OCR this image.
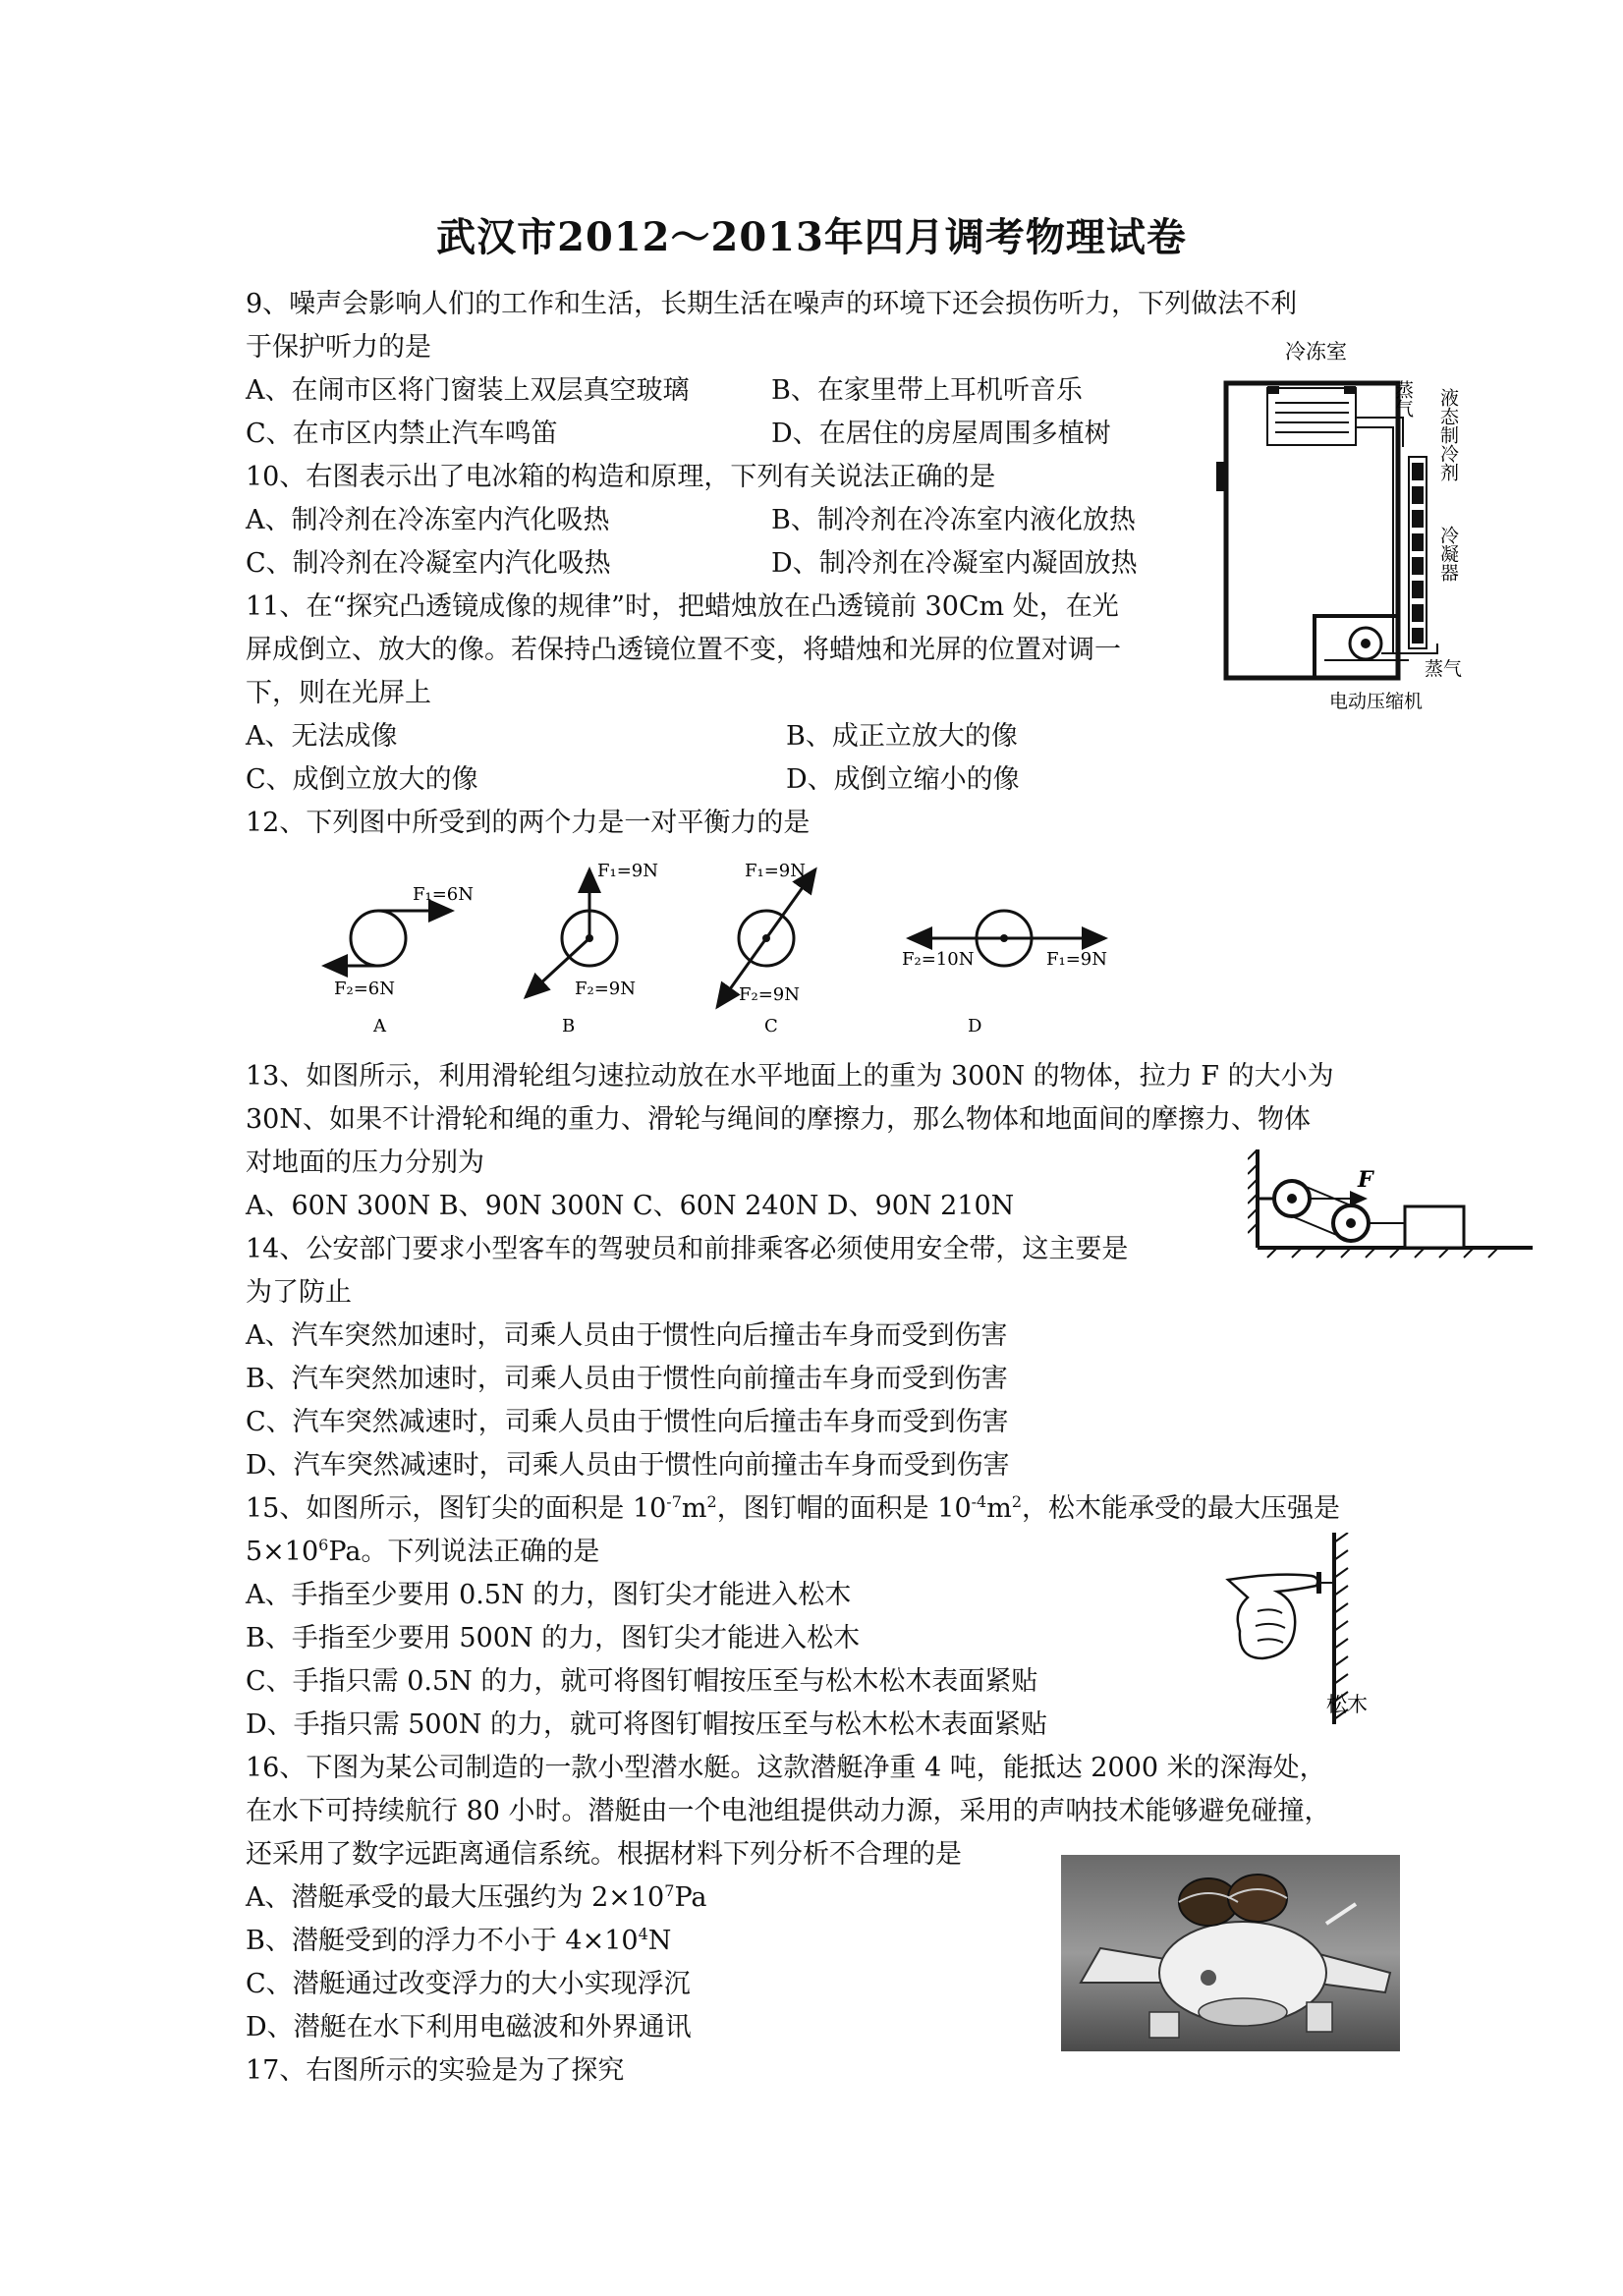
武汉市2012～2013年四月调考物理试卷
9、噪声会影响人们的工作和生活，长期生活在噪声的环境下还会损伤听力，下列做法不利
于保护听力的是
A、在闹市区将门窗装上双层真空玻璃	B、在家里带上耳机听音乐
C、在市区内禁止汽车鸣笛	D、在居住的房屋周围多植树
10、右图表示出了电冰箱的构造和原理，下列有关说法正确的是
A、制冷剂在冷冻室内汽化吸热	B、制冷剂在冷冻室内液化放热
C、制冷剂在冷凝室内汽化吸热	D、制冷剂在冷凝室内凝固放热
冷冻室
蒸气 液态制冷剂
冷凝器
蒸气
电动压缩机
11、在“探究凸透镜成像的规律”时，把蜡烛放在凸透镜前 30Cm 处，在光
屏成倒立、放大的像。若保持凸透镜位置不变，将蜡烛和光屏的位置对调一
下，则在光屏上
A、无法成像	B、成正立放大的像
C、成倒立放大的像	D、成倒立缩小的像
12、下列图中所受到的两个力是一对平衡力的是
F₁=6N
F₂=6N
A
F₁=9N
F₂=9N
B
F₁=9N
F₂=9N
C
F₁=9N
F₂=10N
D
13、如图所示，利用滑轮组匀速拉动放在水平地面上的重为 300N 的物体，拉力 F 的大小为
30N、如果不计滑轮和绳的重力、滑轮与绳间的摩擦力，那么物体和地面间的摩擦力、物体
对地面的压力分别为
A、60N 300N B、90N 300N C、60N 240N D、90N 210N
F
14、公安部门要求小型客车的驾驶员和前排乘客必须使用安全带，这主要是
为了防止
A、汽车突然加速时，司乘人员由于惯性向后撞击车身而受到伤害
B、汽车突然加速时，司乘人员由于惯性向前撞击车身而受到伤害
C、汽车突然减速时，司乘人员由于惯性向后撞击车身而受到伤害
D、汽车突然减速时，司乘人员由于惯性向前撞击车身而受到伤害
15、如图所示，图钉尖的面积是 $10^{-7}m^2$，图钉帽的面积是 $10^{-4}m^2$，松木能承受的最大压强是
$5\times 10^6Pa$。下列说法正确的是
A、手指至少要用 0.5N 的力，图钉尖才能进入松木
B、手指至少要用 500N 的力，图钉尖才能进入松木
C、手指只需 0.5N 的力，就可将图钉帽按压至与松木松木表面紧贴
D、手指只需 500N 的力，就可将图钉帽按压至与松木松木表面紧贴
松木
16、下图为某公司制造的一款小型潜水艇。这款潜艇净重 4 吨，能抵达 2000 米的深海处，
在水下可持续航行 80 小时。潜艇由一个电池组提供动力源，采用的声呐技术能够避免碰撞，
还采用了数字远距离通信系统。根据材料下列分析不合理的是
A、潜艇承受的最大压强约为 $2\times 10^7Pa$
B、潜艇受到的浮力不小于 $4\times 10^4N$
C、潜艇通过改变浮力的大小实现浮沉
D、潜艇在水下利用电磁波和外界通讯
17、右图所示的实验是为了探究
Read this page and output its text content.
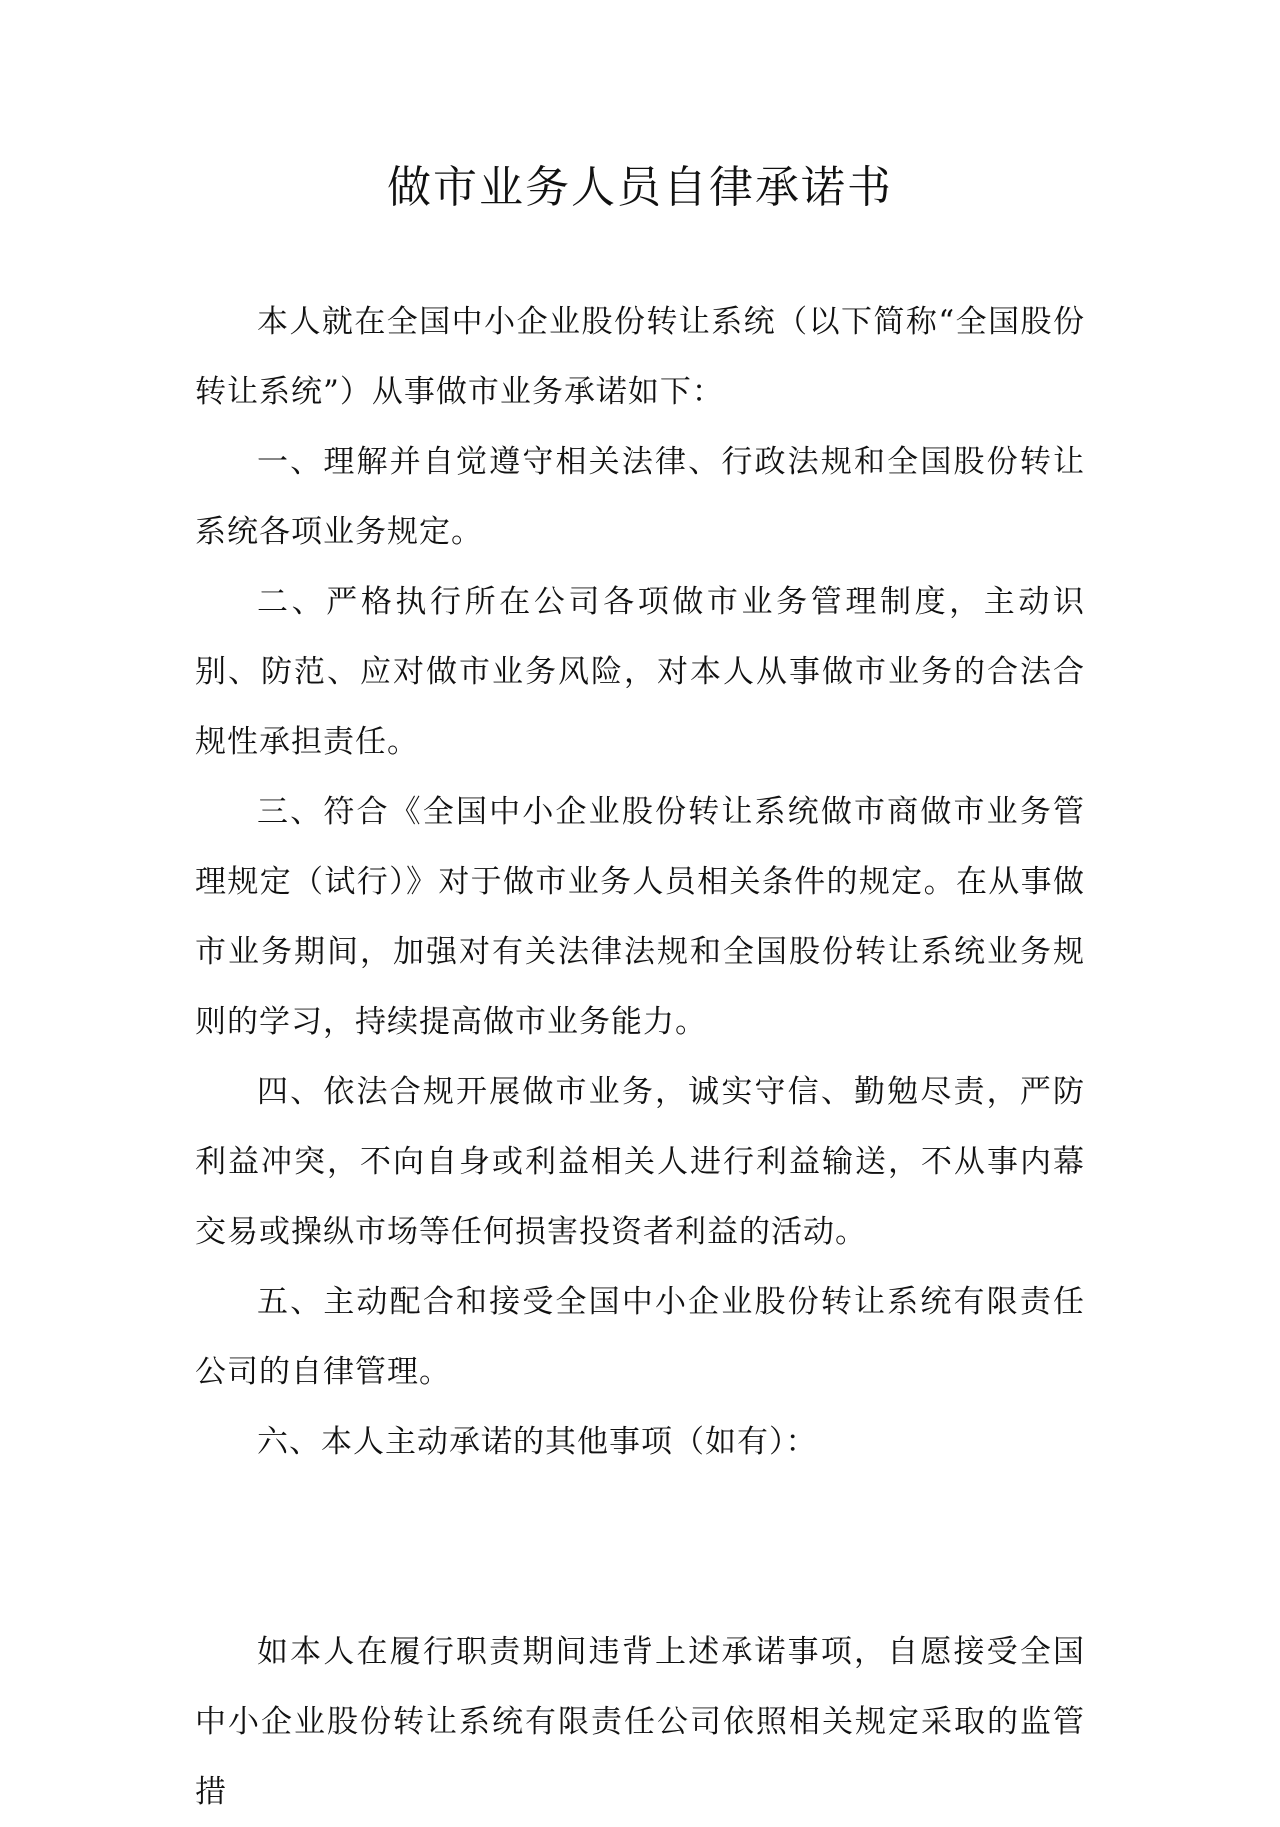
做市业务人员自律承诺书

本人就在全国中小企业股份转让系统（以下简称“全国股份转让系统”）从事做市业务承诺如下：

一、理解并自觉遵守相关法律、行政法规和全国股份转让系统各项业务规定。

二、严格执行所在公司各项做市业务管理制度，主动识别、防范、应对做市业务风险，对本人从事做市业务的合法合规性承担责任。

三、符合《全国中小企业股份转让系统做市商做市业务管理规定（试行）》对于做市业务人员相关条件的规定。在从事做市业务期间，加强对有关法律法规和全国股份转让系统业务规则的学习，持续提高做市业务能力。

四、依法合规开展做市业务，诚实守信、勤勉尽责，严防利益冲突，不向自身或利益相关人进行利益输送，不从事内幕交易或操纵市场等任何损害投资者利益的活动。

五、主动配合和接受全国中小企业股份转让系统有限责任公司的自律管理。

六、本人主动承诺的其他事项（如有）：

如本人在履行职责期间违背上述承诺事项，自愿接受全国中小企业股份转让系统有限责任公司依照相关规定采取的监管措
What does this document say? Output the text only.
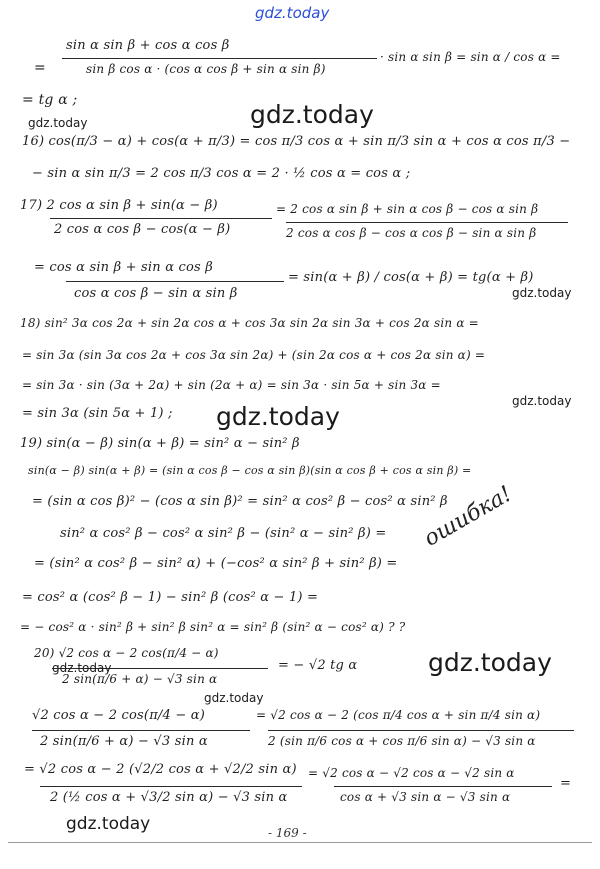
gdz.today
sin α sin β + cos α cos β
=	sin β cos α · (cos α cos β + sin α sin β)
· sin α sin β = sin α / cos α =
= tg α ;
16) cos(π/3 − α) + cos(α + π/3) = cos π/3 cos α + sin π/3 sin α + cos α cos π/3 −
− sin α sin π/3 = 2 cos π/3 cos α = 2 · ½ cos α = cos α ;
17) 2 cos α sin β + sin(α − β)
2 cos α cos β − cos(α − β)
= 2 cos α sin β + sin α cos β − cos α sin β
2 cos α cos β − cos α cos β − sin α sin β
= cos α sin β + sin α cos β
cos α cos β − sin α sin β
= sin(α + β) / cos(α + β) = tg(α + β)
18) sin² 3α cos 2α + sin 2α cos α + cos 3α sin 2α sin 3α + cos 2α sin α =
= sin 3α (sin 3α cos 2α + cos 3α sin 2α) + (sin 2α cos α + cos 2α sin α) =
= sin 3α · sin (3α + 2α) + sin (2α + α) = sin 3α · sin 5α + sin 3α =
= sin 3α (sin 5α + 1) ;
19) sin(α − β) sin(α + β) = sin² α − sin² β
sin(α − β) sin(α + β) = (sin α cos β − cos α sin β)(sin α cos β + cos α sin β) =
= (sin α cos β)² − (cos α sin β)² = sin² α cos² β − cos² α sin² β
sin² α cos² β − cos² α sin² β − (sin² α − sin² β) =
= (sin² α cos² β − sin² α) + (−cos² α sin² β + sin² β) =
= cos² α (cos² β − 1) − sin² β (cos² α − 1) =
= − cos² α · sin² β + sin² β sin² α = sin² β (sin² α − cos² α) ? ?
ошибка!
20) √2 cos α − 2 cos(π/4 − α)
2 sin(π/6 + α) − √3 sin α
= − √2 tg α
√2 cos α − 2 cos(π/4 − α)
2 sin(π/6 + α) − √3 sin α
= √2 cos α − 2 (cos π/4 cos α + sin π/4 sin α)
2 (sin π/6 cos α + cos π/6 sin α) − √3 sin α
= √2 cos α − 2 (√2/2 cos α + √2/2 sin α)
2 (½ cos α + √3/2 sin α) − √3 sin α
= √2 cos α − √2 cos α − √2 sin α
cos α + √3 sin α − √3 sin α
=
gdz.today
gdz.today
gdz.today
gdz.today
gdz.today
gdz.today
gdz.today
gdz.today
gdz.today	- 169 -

* [INSTRUCTIONS TO FOLLOW]: From the listing above, return each line with the word "times".

* [EXERCISE SOLUTION]:
$5\times 10^6Pa$。下列说法正确的是
A、潜艇承受的最大压强约为 $2\times 10^7Pa$
B、潜艇受到的浮力不小于 $4\times 10^4N$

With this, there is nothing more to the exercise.